■ PROBLEM TO WORK ON
Quote precisely the final stretch of the listing: start at the line containing "Parse this screenshot: output" and stop after the last line.

---

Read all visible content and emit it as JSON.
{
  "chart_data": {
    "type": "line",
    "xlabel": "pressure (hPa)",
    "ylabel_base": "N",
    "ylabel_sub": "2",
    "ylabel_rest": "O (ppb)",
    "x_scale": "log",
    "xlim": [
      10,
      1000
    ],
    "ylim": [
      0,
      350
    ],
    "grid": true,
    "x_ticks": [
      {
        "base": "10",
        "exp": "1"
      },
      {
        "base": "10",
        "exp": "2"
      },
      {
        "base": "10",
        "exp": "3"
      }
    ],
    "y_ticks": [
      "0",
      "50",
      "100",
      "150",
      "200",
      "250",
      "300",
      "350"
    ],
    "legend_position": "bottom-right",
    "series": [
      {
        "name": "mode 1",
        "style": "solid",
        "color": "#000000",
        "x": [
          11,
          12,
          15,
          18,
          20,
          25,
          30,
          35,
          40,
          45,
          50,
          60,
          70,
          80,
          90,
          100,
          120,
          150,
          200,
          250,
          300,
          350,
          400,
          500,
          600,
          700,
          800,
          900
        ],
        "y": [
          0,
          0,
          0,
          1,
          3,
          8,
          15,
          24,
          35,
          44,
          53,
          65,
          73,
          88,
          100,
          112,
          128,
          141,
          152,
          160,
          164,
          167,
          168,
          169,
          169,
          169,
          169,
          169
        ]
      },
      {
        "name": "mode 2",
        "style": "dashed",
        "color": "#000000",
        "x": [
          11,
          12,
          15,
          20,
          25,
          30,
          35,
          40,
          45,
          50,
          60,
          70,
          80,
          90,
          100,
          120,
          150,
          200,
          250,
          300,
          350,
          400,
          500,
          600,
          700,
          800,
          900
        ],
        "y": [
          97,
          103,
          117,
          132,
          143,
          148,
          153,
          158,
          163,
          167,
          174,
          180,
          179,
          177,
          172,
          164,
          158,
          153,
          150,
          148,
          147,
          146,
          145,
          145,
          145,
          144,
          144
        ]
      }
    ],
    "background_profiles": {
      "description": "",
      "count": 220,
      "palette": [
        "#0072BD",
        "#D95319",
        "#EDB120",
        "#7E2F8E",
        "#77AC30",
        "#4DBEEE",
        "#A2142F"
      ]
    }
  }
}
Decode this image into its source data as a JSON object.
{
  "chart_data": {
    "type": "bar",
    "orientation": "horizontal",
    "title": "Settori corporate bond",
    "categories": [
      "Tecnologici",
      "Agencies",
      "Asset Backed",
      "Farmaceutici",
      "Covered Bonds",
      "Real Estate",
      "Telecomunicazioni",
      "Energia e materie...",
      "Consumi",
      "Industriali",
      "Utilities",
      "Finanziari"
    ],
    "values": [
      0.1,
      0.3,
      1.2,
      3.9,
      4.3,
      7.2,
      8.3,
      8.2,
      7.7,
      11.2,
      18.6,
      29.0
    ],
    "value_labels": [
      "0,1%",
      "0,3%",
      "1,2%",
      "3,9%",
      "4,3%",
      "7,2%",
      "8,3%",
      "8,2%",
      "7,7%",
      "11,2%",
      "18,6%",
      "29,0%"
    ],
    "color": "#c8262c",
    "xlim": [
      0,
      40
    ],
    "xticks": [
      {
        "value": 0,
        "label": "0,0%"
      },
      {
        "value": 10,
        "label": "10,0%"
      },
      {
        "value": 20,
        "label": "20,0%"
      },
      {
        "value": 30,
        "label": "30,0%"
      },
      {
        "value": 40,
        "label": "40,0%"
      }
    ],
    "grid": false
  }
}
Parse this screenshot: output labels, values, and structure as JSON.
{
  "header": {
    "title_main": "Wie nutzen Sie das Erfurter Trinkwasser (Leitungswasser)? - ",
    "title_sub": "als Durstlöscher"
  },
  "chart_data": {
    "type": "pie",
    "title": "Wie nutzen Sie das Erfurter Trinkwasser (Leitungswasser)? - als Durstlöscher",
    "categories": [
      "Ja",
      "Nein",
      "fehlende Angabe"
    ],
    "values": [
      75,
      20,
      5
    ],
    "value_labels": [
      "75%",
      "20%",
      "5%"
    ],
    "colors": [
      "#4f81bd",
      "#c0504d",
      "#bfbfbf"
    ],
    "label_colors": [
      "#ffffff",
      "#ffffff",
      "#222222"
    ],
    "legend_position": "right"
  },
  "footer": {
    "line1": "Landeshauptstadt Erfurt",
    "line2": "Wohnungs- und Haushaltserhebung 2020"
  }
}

---

■ REPLY
Parse this screenshot: output labels, values, and structure as JSON.
{
  "header": {
    "title_main": "Wie nutzen Sie das Erfurter Trinkwasser (Leitungswasser)? - ",
    "title_sub": "als Durstlöscher"
  },
  "chart_data": {
    "type": "pie",
    "title": "Wie nutzen Sie das Erfurter Trinkwasser (Leitungswasser)? - als Durstlöscher",
    "categories": [
      "Ja",
      "Nein",
      "fehlende Angabe"
    ],
    "values": [
      75,
      20,
      5
    ],
    "value_labels": [
      "75%",
      "20%",
      "5%"
    ],
    "colors": [
      "#4f81bd",
      "#c0504d",
      "#bfbfbf"
    ],
    "label_colors": [
      "#ffffff",
      "#ffffff",
      "#222222"
    ],
    "legend_position": "right"
  },
  "footer": {
    "line1": "Landeshauptstadt Erfurt",
    "line2": "Wohnungs- und Haushaltserhebung 2020"
  }
}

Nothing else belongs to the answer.